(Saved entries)

════════

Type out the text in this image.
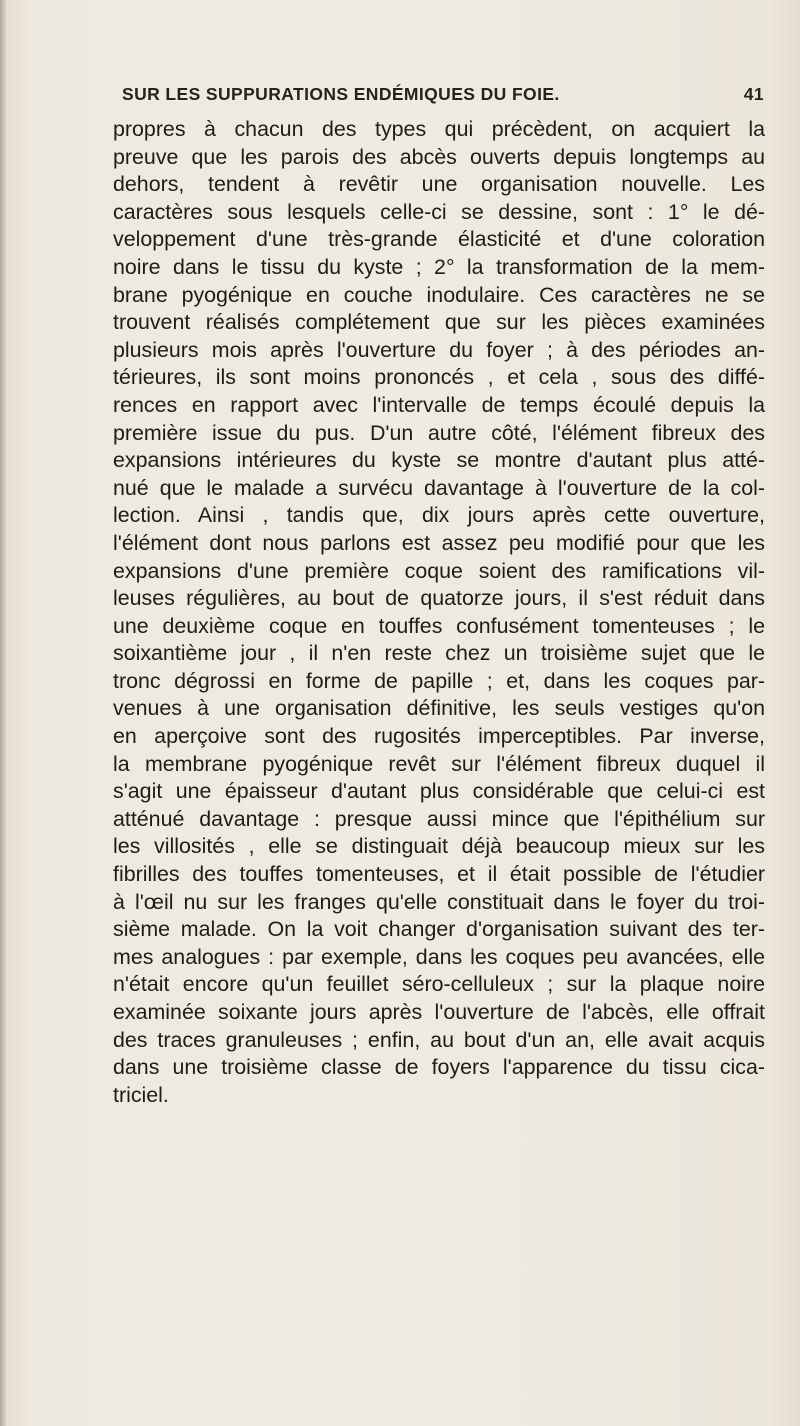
SUR LES SUPPURATIONS ENDÉMIQUES DU FOIE.	41
propres à chacun des types qui précèdent, on acquiert la
preuve que les parois des abcès ouverts depuis longtemps au
dehors, tendent à revêtir une organisation nouvelle. Les
caractères sous lesquels celle-ci se dessine, sont : 1° le dé-
veloppement d'une très-grande élasticité et d'une coloration
noire dans le tissu du kyste ; 2° la transformation de la mem-
brane pyogénique en couche inodulaire. Ces caractères ne se
trouvent réalisés complétement que sur les pièces examinées
plusieurs mois après l'ouverture du foyer ; à des périodes an-
térieures, ils sont moins prononcés , et cela , sous des diffé-
rences en rapport avec l'intervalle de temps écoulé depuis la
première issue du pus. D'un autre côté, l'élément fibreux des
expansions intérieures du kyste se montre d'autant plus atté-
nué que le malade a survécu davantage à l'ouverture de la col-
lection. Ainsi , tandis que, dix jours après cette ouverture,
l'élément dont nous parlons est assez peu modifié pour que les
expansions d'une première coque soient des ramifications vil-
leuses régulières, au bout de quatorze jours, il s'est réduit dans
une deuxième coque en touffes confusément tomenteuses ; le
soixantième jour , il n'en reste chez un troisième sujet que le
tronc dégrossi en forme de papille ; et, dans les coques par-
venues à une organisation définitive, les seuls vestiges qu'on
en aperçoive sont des rugosités imperceptibles. Par inverse,
la membrane pyogénique revêt sur l'élément fibreux duquel il
s'agit une épaisseur d'autant plus considérable que celui-ci est
atténué davantage : presque aussi mince que l'épithélium sur
les villosités , elle se distinguait déjà beaucoup mieux sur les
fibrilles des touffes tomenteuses, et il était possible de l'étudier
à l'œil nu sur les franges qu'elle constituait dans le foyer du troi-
sième malade. On la voit changer d'organisation suivant des ter-
mes analogues : par exemple, dans les coques peu avancées, elle
n'était encore qu'un feuillet séro-celluleux ; sur la plaque noire
examinée soixante jours après l'ouverture de l'abcès, elle offrait
des traces granuleuses ; enfin, au bout d'un an, elle avait acquis
dans une troisième classe de foyers l'apparence du tissu cica-
triciel.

════════

Task
Do not include images; quote all of the entries above exactly.

Complete response
Type out the text in this image.
SUR LES SUPPURATIONS ENDÉMIQUES DU FOIE.	41
propres à chacun des types qui précèdent, on acquiert la
preuve que les parois des abcès ouverts depuis longtemps au
dehors, tendent à revêtir une organisation nouvelle. Les
caractères sous lesquels celle-ci se dessine, sont : 1° le dé-
veloppement d'une très-grande élasticité et d'une coloration
noire dans le tissu du kyste ; 2° la transformation de la mem-
brane pyogénique en couche inodulaire. Ces caractères ne se
trouvent réalisés complétement que sur les pièces examinées
plusieurs mois après l'ouverture du foyer ; à des périodes an-
térieures, ils sont moins prononcés , et cela , sous des diffé-
rences en rapport avec l'intervalle de temps écoulé depuis la
première issue du pus. D'un autre côté, l'élément fibreux des
expansions intérieures du kyste se montre d'autant plus atté-
nué que le malade a survécu davantage à l'ouverture de la col-
lection. Ainsi , tandis que, dix jours après cette ouverture,
l'élément dont nous parlons est assez peu modifié pour que les
expansions d'une première coque soient des ramifications vil-
leuses régulières, au bout de quatorze jours, il s'est réduit dans
une deuxième coque en touffes confusément tomenteuses ; le
soixantième jour , il n'en reste chez un troisième sujet que le
tronc dégrossi en forme de papille ; et, dans les coques par-
venues à une organisation définitive, les seuls vestiges qu'on
en aperçoive sont des rugosités imperceptibles. Par inverse,
la membrane pyogénique revêt sur l'élément fibreux duquel il
s'agit une épaisseur d'autant plus considérable que celui-ci est
atténué davantage : presque aussi mince que l'épithélium sur
les villosités , elle se distinguait déjà beaucoup mieux sur les
fibrilles des touffes tomenteuses, et il était possible de l'étudier
à l'œil nu sur les franges qu'elle constituait dans le foyer du troi-
sième malade. On la voit changer d'organisation suivant des ter-
mes analogues : par exemple, dans les coques peu avancées, elle
n'était encore qu'un feuillet séro-celluleux ; sur la plaque noire
examinée soixante jours après l'ouverture de l'abcès, elle offrait
des traces granuleuses ; enfin, au bout d'un an, elle avait acquis
dans une troisième classe de foyers l'apparence du tissu cica-
triciel.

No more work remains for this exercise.